## Work to be completed
Leave out the pictures and repeat every record exactly.

==================================================

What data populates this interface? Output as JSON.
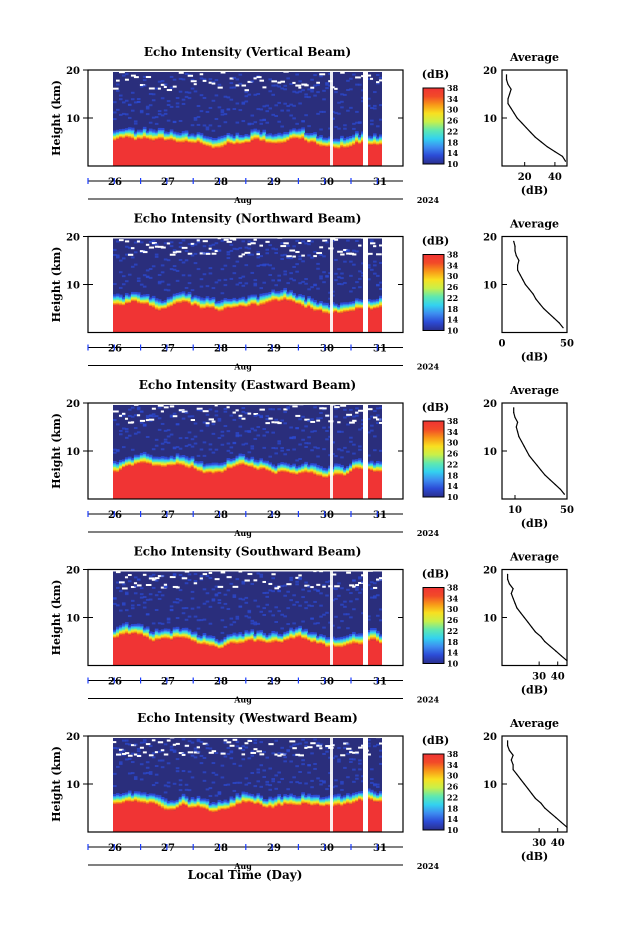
{
  "chart_data": {
    "type": "heatmap",
    "figure_xlabel": "Local Time (Day)",
    "ylabel": "Height (km)",
    "ylim": [
      0,
      20
    ],
    "yticks": [
      10,
      20
    ],
    "xticks": [
      "26",
      "27",
      "28",
      "29",
      "30",
      "31"
    ],
    "month_label": "Aug",
    "year_label": "2024",
    "colorbar": {
      "unit": "(dB)",
      "range": [
        10,
        38
      ],
      "ticks": [
        10,
        14,
        18,
        22,
        26,
        30,
        34,
        38
      ],
      "colors": [
        "#2a2e8c",
        "#2c4bd6",
        "#3d8cf0",
        "#33d2f0",
        "#5fe8b0",
        "#c8f04a",
        "#f8e020",
        "#f89818",
        "#f24a28",
        "#f03434"
      ]
    },
    "panels": [
      {
        "title": "Echo Intensity (Vertical Beam)",
        "average": {
          "title": "Average",
          "xlabel": "(dB)",
          "xlim": [
            5,
            48
          ],
          "xticks": [
            20,
            40
          ],
          "heights": [
            1,
            2,
            3,
            4,
            5,
            6,
            7,
            8,
            9,
            10,
            11,
            12,
            13,
            14,
            15,
            16,
            17,
            18,
            19
          ],
          "values": [
            47,
            45,
            40,
            35,
            31,
            27,
            24,
            21,
            18,
            15,
            13,
            11,
            9,
            9,
            10,
            11,
            9,
            8,
            8
          ]
        }
      },
      {
        "title": "Echo Intensity (Northward Beam)",
        "average": {
          "title": "Average",
          "xlabel": "(dB)",
          "xlim": [
            0,
            50
          ],
          "xticks": [
            0,
            50
          ],
          "heights": [
            1,
            2,
            3,
            4,
            5,
            6,
            7,
            8,
            9,
            10,
            11,
            12,
            13,
            14,
            15,
            16,
            17,
            18,
            19
          ],
          "values": [
            47,
            44,
            40,
            36,
            32,
            29,
            26,
            24,
            21,
            18,
            16,
            14,
            12,
            12,
            13,
            11,
            10,
            10,
            9
          ]
        }
      },
      {
        "title": "Echo Intensity (Eastward Beam)",
        "average": {
          "title": "Average",
          "xlabel": "(dB)",
          "xlim": [
            0,
            50
          ],
          "xticks": [
            10,
            50
          ],
          "heights": [
            1,
            2,
            3,
            4,
            5,
            6,
            7,
            8,
            9,
            10,
            11,
            12,
            13,
            14,
            15,
            16,
            17,
            18,
            19
          ],
          "values": [
            48,
            45,
            41,
            37,
            33,
            30,
            27,
            24,
            21,
            19,
            17,
            15,
            13,
            12,
            11,
            12,
            10,
            9,
            9
          ]
        }
      },
      {
        "title": "Echo Intensity (Southward Beam)",
        "average": {
          "title": "Average",
          "xlabel": "(dB)",
          "xlim": [
            10,
            45
          ],
          "xticks": [
            30,
            40
          ],
          "heights": [
            1,
            2,
            3,
            4,
            5,
            6,
            7,
            8,
            9,
            10,
            11,
            12,
            13,
            14,
            15,
            16,
            17,
            18,
            19
          ],
          "values": [
            45,
            42,
            39,
            36,
            33,
            31,
            28,
            26,
            24,
            22,
            20,
            18,
            17,
            16,
            15,
            16,
            14,
            13,
            13
          ]
        }
      },
      {
        "title": "Echo Intensity (Westward Beam)",
        "average": {
          "title": "Average",
          "xlabel": "(dB)",
          "xlim": [
            10,
            45
          ],
          "xticks": [
            30,
            40
          ],
          "heights": [
            1,
            2,
            3,
            4,
            5,
            6,
            7,
            8,
            9,
            10,
            11,
            12,
            13,
            14,
            15,
            16,
            17,
            18,
            19
          ],
          "values": [
            45,
            42,
            39,
            36,
            33,
            31,
            28,
            26,
            24,
            22,
            20,
            18,
            16,
            16,
            15,
            16,
            14,
            13,
            13
          ]
        }
      }
    ]
  }
}
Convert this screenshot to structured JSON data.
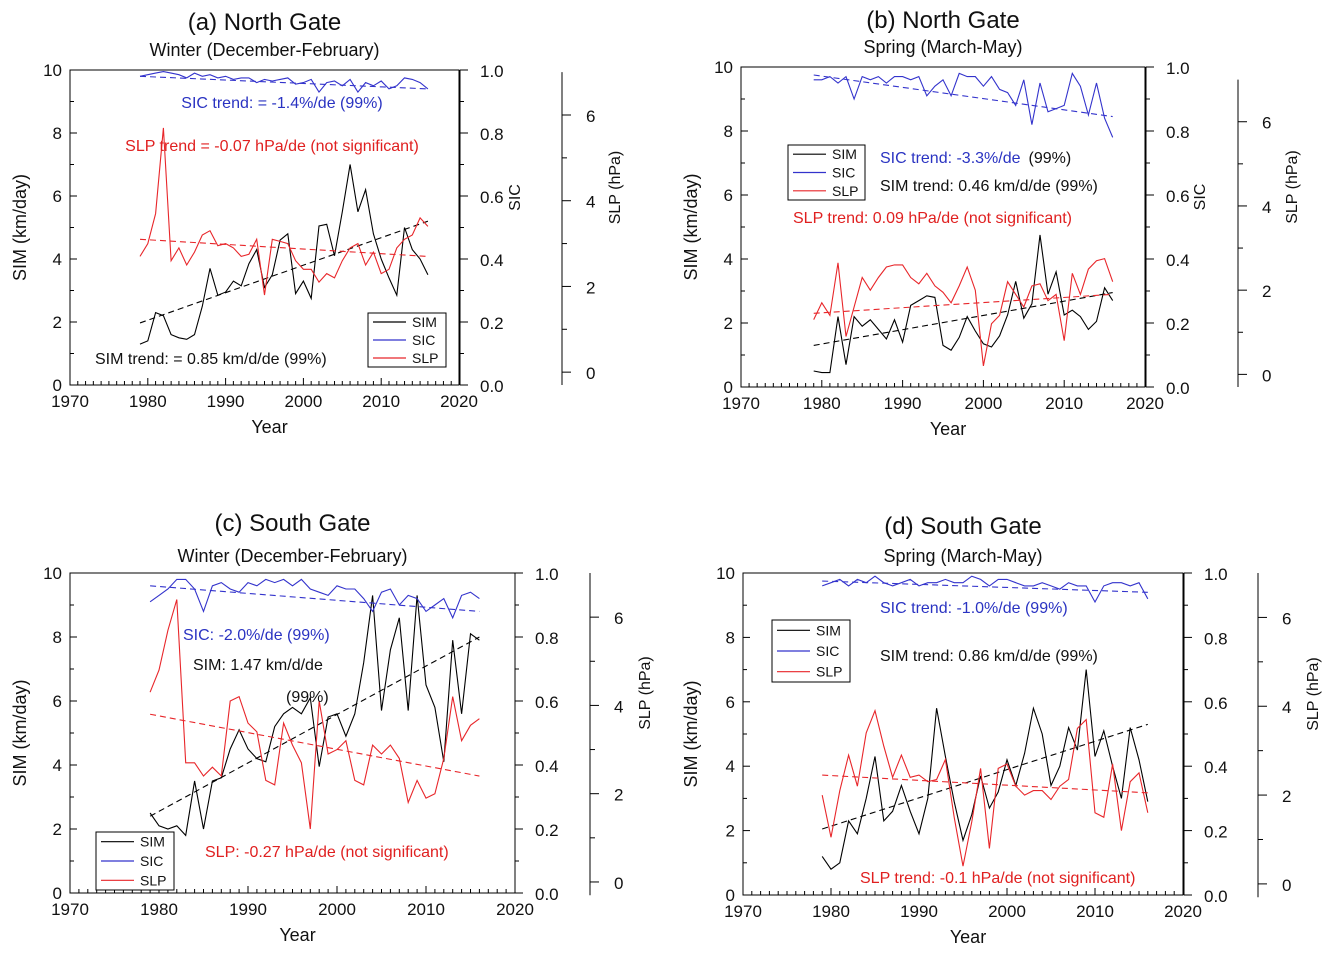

==================================================

## Answer
What data populates this interface? Output as JSON.
{
  "chart_data": {
    "type": "heatmap",
    "figure_xlabel": "Local Time (Day)",
    "ylabel": "Height (km)",
    "ylim": [
      0,
      20
    ],
    "yticks": [
      10,
      20
    ],
    "xticks": [
      "26",
      "27",
      "28",
      "29",
      "30",
      "31"
    ],
    "month_label": "Aug",
    "year_label": "2024",
    "colorbar": {
      "unit": "(dB)",
      "range": [
        10,
        38
      ],
      "ticks": [
        10,
        14,
        18,
        22,
        26,
        30,
        34,
        38
      ],
      "colors": [
        "#2a2e8c",
        "#2c4bd6",
        "#3d8cf0",
        "#33d2f0",
        "#5fe8b0",
        "#c8f04a",
        "#f8e020",
        "#f89818",
        "#f24a28",
        "#f03434"
      ]
    },
    "panels": [
      {
        "title": "Echo Intensity (Vertical Beam)",
        "average": {
          "title": "Average",
          "xlabel": "(dB)",
          "xlim": [
            5,
            48
          ],
          "xticks": [
            20,
            40
          ],
          "heights": [
            1,
            2,
            3,
            4,
            5,
            6,
            7,
            8,
            9,
            10,
            11,
            12,
            13,
            14,
            15,
            16,
            17,
            18,
            19
          ],
          "values": [
            47,
            45,
            40,
            35,
            31,
            27,
            24,
            21,
            18,
            15,
            13,
            11,
            9,
            9,
            10,
            11,
            9,
            8,
            8
          ]
        }
      },
      {
        "title": "Echo Intensity (Northward Beam)",
        "average": {
          "title": "Average",
          "xlabel": "(dB)",
          "xlim": [
            0,
            50
          ],
          "xticks": [
            0,
            50
          ],
          "heights": [
            1,
            2,
            3,
            4,
            5,
            6,
            7,
            8,
            9,
            10,
            11,
            12,
            13,
            14,
            15,
            16,
            17,
            18,
            19
          ],
          "values": [
            47,
            44,
            40,
            36,
            32,
            29,
            26,
            24,
            21,
            18,
            16,
            14,
            12,
            12,
            13,
            11,
            10,
            10,
            9
          ]
        }
      },
      {
        "title": "Echo Intensity (Eastward Beam)",
        "average": {
          "title": "Average",
          "xlabel": "(dB)",
          "xlim": [
            0,
            50
          ],
          "xticks": [
            10,
            50
          ],
          "heights": [
            1,
            2,
            3,
            4,
            5,
            6,
            7,
            8,
            9,
            10,
            11,
            12,
            13,
            14,
            15,
            16,
            17,
            18,
            19
          ],
          "values": [
            48,
            45,
            41,
            37,
            33,
            30,
            27,
            24,
            21,
            19,
            17,
            15,
            13,
            12,
            11,
            12,
            10,
            9,
            9
          ]
        }
      },
      {
        "title": "Echo Intensity (Southward Beam)",
        "average": {
          "title": "Average",
          "xlabel": "(dB)",
          "xlim": [
            10,
            45
          ],
          "xticks": [
            30,
            40
          ],
          "heights": [
            1,
            2,
            3,
            4,
            5,
            6,
            7,
            8,
            9,
            10,
            11,
            12,
            13,
            14,
            15,
            16,
            17,
            18,
            19
          ],
          "values": [
            45,
            42,
            39,
            36,
            33,
            31,
            28,
            26,
            24,
            22,
            20,
            18,
            17,
            16,
            15,
            16,
            14,
            13,
            13
          ]
        }
      },
      {
        "title": "Echo Intensity (Westward Beam)",
        "average": {
          "title": "Average",
          "xlabel": "(dB)",
          "xlim": [
            10,
            45
          ],
          "xticks": [
            30,
            40
          ],
          "heights": [
            1,
            2,
            3,
            4,
            5,
            6,
            7,
            8,
            9,
            10,
            11,
            12,
            13,
            14,
            15,
            16,
            17,
            18,
            19
          ],
          "values": [
            45,
            42,
            39,
            36,
            33,
            31,
            28,
            26,
            24,
            22,
            20,
            18,
            16,
            16,
            15,
            16,
            14,
            13,
            13
          ]
        }
      }
    ]
  }
}
Convert this screenshot to structured JSON data.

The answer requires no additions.